Start of RECORDS TO USE
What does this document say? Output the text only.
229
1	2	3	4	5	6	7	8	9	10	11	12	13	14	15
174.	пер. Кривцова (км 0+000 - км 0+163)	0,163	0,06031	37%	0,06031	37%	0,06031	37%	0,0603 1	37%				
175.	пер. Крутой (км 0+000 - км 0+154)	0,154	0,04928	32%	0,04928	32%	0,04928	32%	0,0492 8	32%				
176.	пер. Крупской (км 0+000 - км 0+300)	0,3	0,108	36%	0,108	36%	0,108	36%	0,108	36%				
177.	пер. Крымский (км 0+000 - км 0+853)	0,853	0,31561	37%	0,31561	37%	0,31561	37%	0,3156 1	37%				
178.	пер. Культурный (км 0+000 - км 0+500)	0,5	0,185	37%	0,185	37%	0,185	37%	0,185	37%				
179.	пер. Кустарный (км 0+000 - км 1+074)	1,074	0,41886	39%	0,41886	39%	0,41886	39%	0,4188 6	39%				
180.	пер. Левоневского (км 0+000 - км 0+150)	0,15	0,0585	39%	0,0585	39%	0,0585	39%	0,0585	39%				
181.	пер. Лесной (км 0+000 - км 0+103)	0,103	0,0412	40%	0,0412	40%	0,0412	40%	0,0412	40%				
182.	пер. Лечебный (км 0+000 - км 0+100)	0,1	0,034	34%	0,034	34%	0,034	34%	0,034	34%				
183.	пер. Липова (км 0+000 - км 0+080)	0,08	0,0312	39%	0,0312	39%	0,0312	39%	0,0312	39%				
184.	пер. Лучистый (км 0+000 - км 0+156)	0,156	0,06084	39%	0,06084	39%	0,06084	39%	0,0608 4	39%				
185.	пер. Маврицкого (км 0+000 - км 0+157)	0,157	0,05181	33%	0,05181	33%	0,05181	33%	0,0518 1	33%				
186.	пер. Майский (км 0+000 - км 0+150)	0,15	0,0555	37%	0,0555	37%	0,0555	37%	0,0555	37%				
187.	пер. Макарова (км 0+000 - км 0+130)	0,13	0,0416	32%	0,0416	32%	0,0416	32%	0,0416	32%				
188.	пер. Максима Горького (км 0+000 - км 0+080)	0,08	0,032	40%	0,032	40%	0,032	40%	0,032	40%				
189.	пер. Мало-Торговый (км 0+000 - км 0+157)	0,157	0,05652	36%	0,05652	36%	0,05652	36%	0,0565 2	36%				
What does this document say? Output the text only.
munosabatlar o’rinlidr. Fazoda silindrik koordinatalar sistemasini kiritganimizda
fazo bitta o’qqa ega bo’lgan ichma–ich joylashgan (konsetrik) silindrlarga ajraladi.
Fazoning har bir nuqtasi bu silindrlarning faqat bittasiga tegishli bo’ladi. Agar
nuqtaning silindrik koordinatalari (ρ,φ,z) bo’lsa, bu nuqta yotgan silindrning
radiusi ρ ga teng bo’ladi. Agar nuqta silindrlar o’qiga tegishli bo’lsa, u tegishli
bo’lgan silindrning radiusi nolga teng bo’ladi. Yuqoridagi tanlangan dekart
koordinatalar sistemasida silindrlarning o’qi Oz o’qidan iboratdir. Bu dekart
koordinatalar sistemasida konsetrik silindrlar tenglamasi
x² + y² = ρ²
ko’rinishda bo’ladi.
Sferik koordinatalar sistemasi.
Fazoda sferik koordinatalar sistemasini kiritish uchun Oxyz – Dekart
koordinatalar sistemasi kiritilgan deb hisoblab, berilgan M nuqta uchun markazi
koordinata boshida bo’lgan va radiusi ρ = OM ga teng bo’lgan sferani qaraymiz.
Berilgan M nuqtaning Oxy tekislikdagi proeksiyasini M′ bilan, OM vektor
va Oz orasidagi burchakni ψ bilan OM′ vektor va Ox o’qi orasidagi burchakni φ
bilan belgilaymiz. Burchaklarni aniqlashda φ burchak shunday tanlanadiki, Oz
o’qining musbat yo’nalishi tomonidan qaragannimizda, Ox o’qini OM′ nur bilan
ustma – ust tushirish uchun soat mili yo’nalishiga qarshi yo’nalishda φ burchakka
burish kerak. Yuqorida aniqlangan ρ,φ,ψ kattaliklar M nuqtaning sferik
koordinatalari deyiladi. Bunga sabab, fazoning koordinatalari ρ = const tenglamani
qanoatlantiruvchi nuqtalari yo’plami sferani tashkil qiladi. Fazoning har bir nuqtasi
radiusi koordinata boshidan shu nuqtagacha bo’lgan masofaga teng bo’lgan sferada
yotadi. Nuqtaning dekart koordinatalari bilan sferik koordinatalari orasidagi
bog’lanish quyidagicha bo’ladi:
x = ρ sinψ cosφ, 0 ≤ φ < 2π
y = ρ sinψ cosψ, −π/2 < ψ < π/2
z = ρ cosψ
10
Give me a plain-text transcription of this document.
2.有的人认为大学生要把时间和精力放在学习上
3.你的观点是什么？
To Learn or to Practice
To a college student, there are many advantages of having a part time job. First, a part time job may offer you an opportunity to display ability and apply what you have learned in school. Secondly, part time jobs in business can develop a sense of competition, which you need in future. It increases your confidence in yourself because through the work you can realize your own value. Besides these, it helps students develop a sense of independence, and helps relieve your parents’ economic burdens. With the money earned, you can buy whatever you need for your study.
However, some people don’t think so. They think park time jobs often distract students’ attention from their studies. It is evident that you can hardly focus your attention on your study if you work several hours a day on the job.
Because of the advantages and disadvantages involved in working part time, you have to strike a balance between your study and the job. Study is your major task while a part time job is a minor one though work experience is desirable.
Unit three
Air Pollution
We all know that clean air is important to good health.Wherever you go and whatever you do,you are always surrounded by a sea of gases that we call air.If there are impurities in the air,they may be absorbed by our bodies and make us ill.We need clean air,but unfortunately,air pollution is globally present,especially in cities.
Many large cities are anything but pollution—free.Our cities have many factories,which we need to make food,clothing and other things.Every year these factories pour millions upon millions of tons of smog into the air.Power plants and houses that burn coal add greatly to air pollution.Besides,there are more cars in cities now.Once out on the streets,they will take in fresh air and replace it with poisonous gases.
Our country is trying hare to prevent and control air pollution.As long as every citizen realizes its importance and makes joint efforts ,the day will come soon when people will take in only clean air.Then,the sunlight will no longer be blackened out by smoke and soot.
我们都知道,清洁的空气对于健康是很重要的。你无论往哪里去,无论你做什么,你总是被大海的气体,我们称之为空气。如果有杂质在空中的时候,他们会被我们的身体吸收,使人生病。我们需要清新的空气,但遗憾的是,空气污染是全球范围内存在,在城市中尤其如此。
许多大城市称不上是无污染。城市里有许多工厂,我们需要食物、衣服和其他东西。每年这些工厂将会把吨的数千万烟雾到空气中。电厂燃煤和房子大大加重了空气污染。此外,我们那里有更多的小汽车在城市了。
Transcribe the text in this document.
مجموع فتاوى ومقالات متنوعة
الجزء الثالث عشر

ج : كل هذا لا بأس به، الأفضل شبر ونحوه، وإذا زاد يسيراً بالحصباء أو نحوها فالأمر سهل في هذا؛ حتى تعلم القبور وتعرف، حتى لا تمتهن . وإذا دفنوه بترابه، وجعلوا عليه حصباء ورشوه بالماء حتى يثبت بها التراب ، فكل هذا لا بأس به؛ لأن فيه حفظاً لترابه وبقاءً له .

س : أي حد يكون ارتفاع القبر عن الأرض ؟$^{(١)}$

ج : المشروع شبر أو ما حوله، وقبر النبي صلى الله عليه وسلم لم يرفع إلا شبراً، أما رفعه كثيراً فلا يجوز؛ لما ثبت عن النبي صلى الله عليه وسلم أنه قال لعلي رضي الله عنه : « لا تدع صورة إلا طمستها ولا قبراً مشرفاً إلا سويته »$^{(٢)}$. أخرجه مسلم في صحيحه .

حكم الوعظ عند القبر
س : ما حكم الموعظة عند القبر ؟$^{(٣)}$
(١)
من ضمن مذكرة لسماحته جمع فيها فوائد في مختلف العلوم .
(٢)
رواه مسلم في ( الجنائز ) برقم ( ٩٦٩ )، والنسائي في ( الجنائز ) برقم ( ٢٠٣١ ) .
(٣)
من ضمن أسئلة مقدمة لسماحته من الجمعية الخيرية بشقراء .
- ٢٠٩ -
End of RECORDS TO USE
**WHAT THE EXERCISE ASKS:** Copy each line from the records above that includes the string "gases".

**SOLUTION TO THE PROBLEM:**
We all know that clean air is important to good health.Wherever you go and whatever you do,you are always surrounded by a sea of gases that we call air.If there are impurities in the air,they may be absorbed by our bodies and make us ill.We need clean air,but unfortunately,air pollution is globally present,especially in cities.
Many large cities are anything but pollution—free.Our cities have many factories,which we need to make food,clothing and other things.Every year these factories pour millions upon millions of tons of smog into the air.Power plants and houses that burn coal add greatly to air pollution.Besides,there are more cars in cities now.Once out on the streets,they will take in fresh air and replace it with poisonous gases.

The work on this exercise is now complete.